-- SUPPLIED RECORDS start --

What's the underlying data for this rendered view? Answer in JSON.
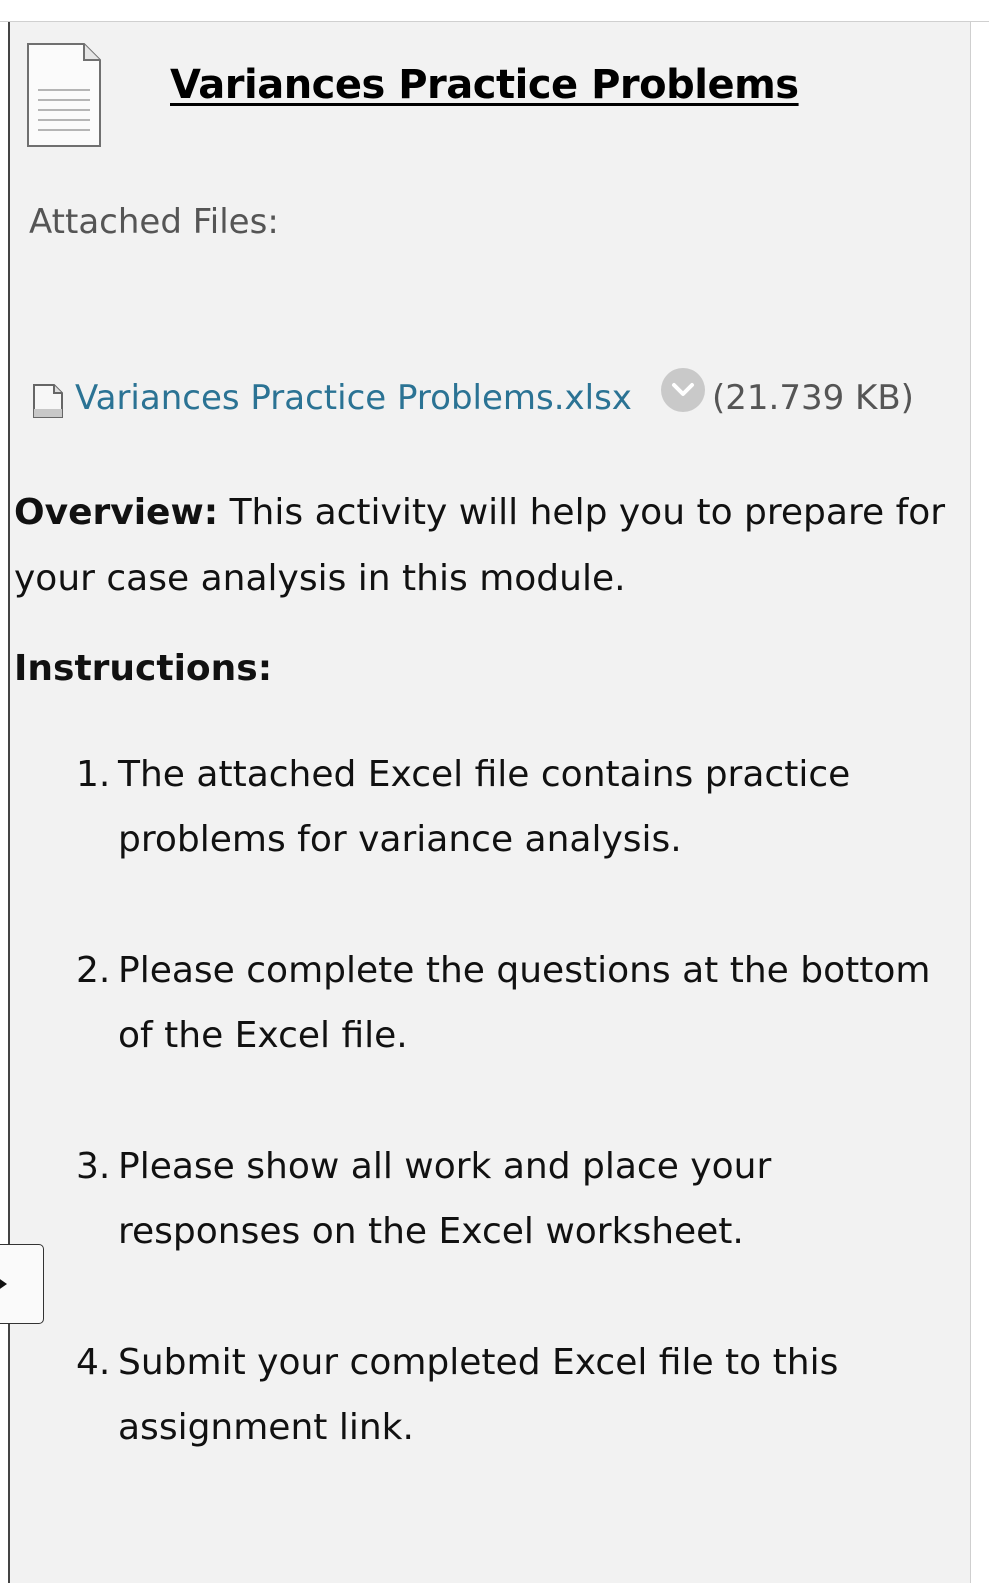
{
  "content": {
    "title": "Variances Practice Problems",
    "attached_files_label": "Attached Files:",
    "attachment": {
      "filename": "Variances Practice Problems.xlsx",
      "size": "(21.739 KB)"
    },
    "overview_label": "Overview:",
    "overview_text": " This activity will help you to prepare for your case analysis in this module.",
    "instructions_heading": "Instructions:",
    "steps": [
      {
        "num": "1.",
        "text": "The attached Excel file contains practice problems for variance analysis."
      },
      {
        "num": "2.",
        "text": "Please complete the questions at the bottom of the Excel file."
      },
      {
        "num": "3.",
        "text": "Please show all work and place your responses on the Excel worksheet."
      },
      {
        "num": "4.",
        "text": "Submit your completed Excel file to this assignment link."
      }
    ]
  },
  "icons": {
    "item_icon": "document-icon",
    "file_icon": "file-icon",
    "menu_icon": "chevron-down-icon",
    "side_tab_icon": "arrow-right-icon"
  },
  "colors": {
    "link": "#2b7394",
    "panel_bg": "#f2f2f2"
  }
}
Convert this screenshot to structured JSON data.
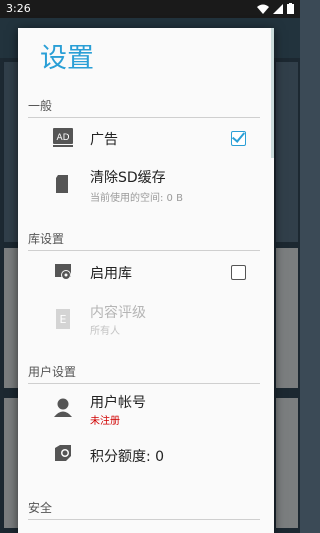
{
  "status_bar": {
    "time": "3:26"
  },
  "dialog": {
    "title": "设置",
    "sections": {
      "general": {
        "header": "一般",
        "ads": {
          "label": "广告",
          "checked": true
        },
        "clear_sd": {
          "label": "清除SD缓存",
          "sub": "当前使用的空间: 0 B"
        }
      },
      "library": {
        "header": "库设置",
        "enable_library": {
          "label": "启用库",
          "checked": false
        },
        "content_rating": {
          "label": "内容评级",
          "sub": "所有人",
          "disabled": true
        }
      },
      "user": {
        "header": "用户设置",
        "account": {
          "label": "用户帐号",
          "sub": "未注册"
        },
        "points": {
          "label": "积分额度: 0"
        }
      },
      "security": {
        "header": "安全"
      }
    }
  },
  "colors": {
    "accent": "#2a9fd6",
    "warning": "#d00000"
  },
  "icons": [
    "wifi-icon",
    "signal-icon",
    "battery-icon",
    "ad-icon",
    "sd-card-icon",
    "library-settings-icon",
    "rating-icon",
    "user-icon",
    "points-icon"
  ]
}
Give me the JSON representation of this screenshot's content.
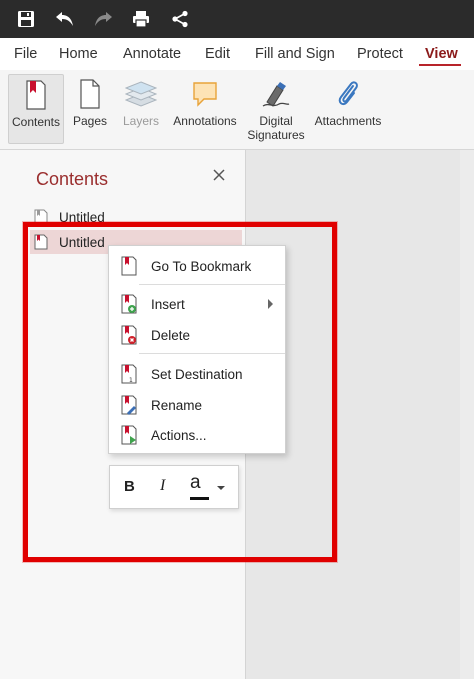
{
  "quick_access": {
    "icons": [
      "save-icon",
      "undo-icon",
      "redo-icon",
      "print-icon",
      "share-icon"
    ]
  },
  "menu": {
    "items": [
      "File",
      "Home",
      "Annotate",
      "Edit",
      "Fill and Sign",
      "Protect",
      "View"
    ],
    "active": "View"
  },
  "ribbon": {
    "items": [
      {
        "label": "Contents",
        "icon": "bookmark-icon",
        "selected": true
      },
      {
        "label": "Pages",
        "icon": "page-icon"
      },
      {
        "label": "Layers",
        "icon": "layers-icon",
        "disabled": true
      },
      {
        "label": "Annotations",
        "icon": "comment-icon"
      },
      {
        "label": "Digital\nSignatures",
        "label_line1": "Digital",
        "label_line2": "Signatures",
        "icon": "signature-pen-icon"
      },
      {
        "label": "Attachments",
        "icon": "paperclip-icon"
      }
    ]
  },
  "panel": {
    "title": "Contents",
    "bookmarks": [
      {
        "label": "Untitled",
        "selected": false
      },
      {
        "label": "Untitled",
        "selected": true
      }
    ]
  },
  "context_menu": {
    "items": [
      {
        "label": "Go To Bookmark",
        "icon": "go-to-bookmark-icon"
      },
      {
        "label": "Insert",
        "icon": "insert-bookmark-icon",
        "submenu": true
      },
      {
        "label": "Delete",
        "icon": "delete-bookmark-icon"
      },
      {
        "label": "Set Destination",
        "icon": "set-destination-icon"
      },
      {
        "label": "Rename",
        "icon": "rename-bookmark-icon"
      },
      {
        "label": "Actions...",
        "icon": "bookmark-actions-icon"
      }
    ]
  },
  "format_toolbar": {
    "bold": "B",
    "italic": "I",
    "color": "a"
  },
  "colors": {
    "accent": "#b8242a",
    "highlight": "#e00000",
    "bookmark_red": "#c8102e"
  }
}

-- SUPPLIED RECORDS end --

GIVEN EXERCISE: Copy out each line of the data where the string "link" appears.

IN RESPONSE:
        "text": "Submit your completed Excel file to this assignment link."
    "link": "#2b7394",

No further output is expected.